DOCUMENT:
┌──

- En s'engageant, les marques prennent le risque de se couper d'une partie de l'engagement. Selon vous, mieux vaut-il être clivant ou fédérateur?
Cela n'a plus de sens de vouloir plaire à tout le monde. Plus aucun produit ou service ne peut avoir cette ambition. Les marques doivent concentrer leurs efforts sur un petit nombre de clients, et susciter leur engagement. Et pour cela, elles ne doivent plus hésiter à être avant-gardistes, à prendre des risques, à oser les extrêmes !
- En France, dès que des marques se sont engagées auprès d'hommes politiques, elles ont été immédiatement désavouées par les consommateurs. Le risque aujourd'hui est donc de choisir des engagements très mainstream, qui ne blessent personne, comme l'écologie...

└──

LES CONSIGNES:
A – Réécrivez le passage de l'entretien qui commence par « Cela n'a plus » et s'achève sur « les extrêmes ! », en mettant « consommateurs » à la place de « clients ».
B – D'après l'entretien, sur qui les marques doivent-elles concentrer leurs efforts ?

DONNÉES FOURNIES:
┌──

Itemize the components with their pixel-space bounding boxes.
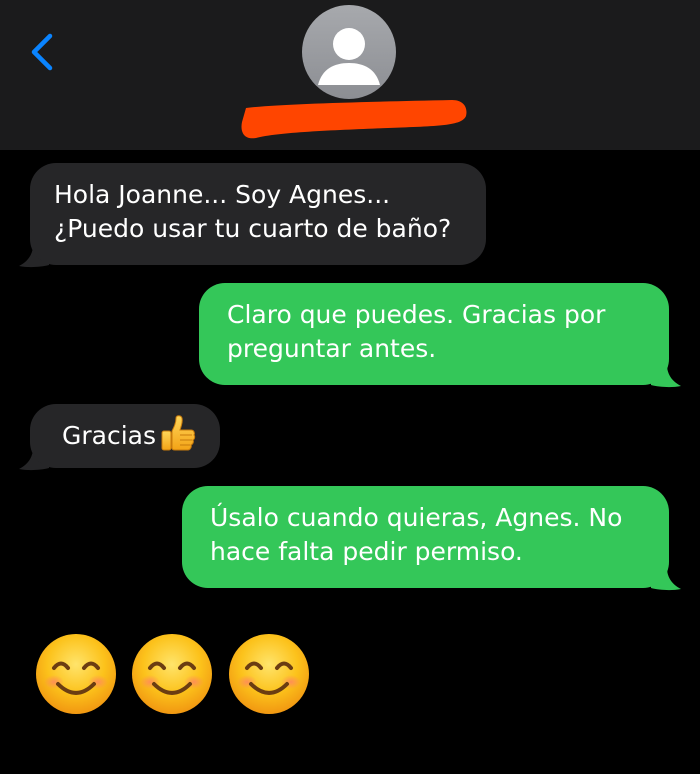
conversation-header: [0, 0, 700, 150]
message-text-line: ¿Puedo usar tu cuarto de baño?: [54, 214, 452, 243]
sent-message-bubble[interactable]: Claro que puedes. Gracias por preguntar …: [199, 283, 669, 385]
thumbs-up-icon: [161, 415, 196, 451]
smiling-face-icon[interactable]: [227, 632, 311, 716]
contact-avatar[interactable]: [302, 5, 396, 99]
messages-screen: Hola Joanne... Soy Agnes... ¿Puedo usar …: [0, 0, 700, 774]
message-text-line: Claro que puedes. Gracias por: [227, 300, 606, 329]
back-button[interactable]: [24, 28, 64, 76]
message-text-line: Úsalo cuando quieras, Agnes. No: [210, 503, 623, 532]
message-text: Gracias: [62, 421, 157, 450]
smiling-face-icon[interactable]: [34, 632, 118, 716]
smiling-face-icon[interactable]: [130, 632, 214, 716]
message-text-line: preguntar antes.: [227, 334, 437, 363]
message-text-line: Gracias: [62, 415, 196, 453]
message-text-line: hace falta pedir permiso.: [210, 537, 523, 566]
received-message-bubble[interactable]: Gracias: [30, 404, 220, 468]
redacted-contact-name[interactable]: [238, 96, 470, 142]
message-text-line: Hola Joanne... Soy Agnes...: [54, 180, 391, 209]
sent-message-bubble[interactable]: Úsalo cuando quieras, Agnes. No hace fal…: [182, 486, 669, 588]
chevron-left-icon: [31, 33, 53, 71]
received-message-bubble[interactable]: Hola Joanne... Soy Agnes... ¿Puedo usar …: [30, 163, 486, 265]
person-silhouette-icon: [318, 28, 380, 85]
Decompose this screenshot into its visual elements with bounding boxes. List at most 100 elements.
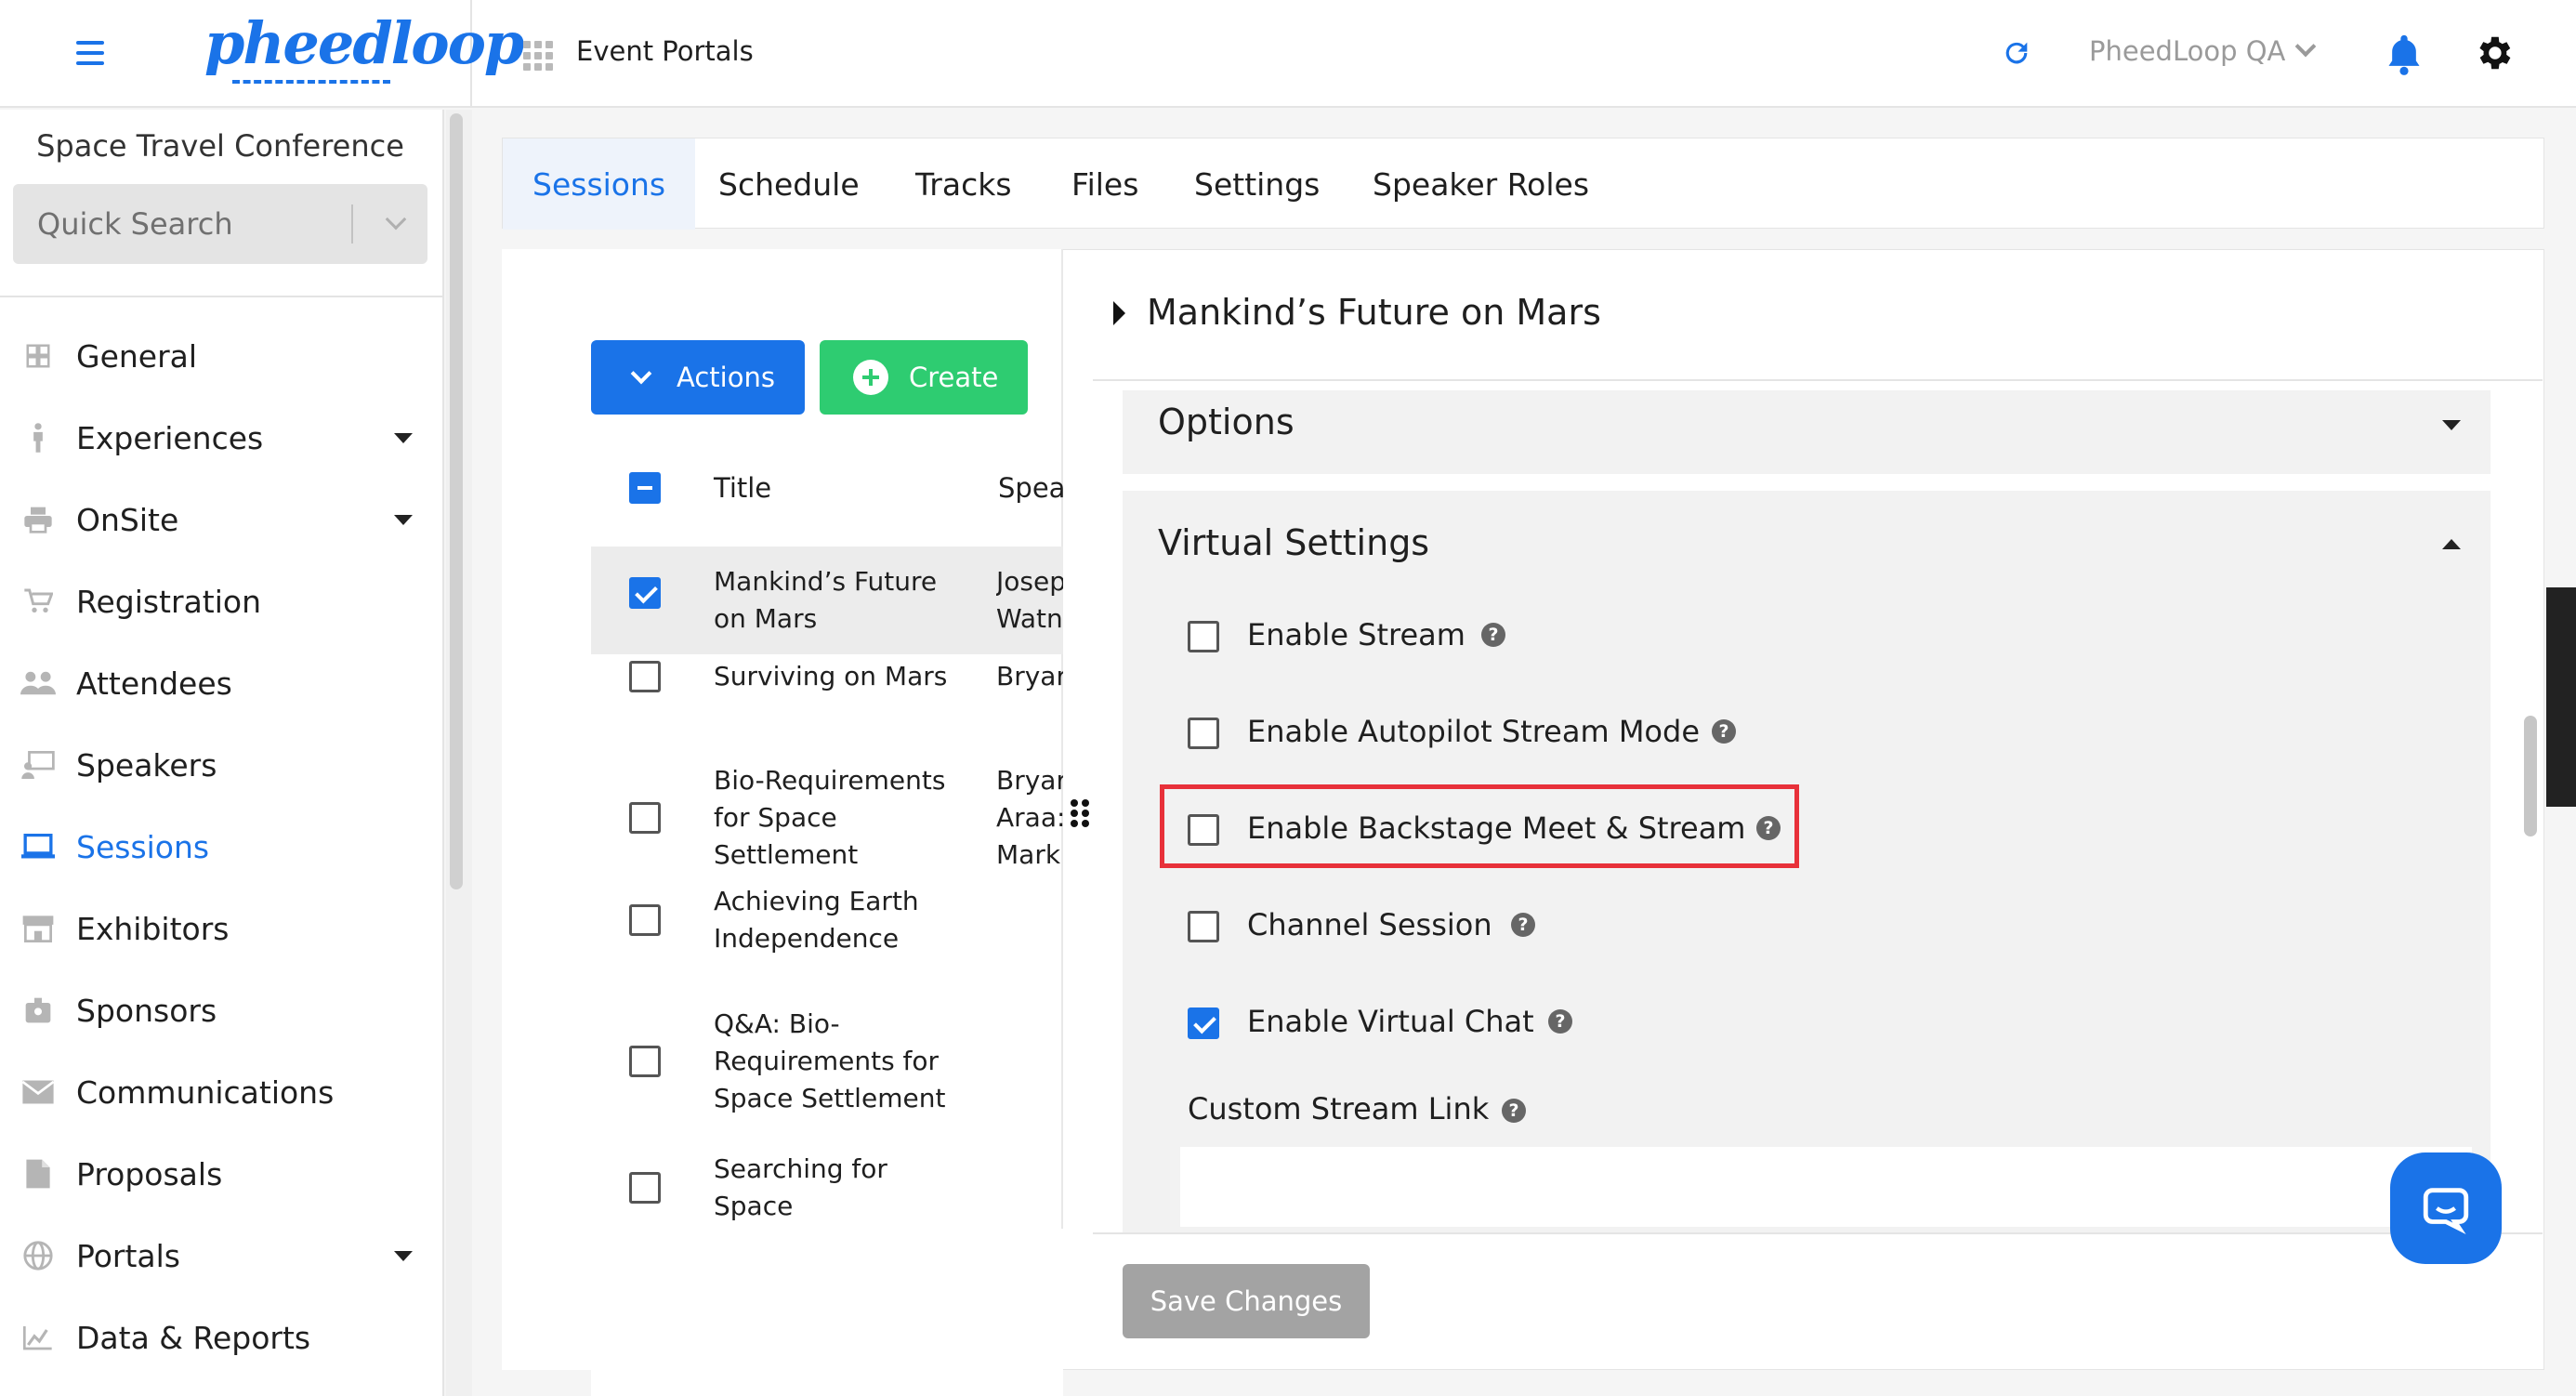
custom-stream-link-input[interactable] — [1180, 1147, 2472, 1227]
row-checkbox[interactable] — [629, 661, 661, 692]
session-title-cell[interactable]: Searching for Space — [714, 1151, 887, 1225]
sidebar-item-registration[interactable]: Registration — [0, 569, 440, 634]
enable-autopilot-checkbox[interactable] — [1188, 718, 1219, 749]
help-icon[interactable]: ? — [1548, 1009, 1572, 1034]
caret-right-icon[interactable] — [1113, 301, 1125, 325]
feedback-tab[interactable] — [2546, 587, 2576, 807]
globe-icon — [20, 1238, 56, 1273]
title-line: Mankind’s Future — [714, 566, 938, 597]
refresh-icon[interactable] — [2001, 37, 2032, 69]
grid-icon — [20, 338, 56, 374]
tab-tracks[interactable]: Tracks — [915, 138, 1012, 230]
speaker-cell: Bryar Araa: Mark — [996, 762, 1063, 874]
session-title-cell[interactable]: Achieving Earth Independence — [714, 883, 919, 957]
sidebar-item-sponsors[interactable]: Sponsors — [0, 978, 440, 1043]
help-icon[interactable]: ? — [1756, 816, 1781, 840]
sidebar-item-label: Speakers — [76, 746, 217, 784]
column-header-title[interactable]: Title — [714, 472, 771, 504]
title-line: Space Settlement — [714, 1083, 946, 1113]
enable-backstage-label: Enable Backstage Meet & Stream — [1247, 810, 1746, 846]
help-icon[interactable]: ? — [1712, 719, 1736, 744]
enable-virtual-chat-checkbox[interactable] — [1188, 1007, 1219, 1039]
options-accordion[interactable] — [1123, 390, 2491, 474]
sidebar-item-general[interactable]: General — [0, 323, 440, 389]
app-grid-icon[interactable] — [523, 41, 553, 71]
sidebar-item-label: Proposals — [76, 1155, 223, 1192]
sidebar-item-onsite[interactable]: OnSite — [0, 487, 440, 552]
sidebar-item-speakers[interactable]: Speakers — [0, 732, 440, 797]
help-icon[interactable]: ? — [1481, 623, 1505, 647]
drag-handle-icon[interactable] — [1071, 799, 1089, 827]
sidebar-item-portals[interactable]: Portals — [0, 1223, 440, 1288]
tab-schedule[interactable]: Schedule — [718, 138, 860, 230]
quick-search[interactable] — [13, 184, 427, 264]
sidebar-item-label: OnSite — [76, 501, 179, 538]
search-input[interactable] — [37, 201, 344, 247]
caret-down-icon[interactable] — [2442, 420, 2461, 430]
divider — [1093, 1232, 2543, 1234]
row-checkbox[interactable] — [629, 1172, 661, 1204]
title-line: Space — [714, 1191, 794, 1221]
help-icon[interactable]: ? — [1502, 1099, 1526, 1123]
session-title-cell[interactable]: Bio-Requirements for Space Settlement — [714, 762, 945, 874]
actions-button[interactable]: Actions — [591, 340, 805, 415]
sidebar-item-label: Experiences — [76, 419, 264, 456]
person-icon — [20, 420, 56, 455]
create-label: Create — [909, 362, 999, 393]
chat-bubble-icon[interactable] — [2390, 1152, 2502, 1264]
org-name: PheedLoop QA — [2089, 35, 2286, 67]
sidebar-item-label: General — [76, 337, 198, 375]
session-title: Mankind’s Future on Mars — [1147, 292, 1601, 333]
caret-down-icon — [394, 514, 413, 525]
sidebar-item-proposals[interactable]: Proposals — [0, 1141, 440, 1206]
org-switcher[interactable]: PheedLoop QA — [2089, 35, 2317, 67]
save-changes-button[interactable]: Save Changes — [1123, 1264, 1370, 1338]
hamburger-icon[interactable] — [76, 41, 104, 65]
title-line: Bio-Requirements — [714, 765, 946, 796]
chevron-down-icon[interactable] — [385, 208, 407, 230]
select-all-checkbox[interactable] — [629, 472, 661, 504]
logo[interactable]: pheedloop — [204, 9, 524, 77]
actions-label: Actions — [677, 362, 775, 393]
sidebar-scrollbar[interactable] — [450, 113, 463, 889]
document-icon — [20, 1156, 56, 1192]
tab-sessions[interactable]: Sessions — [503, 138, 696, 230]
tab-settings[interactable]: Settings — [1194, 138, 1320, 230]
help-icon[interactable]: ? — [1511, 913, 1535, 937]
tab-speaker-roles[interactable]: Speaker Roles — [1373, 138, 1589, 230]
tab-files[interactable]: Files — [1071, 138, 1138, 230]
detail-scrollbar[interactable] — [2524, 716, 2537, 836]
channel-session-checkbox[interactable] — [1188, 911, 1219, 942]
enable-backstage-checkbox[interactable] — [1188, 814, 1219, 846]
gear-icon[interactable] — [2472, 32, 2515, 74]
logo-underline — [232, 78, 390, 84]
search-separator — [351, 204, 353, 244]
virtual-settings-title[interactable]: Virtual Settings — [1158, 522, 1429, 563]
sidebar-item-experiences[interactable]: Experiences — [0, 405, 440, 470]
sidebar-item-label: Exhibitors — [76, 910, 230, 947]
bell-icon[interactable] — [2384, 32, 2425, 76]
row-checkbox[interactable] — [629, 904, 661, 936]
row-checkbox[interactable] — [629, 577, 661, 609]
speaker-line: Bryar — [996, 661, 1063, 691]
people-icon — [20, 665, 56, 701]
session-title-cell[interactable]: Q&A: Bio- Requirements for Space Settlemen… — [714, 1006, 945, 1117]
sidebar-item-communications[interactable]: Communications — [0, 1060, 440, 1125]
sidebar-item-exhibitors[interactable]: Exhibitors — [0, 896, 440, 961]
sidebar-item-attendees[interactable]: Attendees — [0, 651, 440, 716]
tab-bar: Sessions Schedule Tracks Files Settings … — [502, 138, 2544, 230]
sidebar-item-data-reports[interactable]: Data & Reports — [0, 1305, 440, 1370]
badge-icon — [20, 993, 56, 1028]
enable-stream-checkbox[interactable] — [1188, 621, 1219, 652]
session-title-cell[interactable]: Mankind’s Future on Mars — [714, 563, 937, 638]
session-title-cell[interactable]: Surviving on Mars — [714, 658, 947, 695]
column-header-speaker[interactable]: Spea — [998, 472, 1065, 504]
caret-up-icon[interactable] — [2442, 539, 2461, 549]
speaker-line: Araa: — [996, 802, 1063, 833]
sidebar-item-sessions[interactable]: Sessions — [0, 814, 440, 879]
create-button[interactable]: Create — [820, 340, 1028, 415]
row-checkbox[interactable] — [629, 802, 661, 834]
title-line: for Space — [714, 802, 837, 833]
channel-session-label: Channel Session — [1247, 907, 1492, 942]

└──

RÉPONSES DANS L'ORDRE:
A –
Cela n'a plus de sens de vouloir plaire à tout le monde. Plus aucun produit ou service ne peut avoir cette ambition. Les marques doivent concentrer leurs efforts sur un petit nombre de consommateurs, et susciter leur engagement. Et pour cela, elles ne doivent plus hésiter à être avant-gardistes, à prendre des risques, à oser les extrêmes !

B – Sur un petit nombre de clients.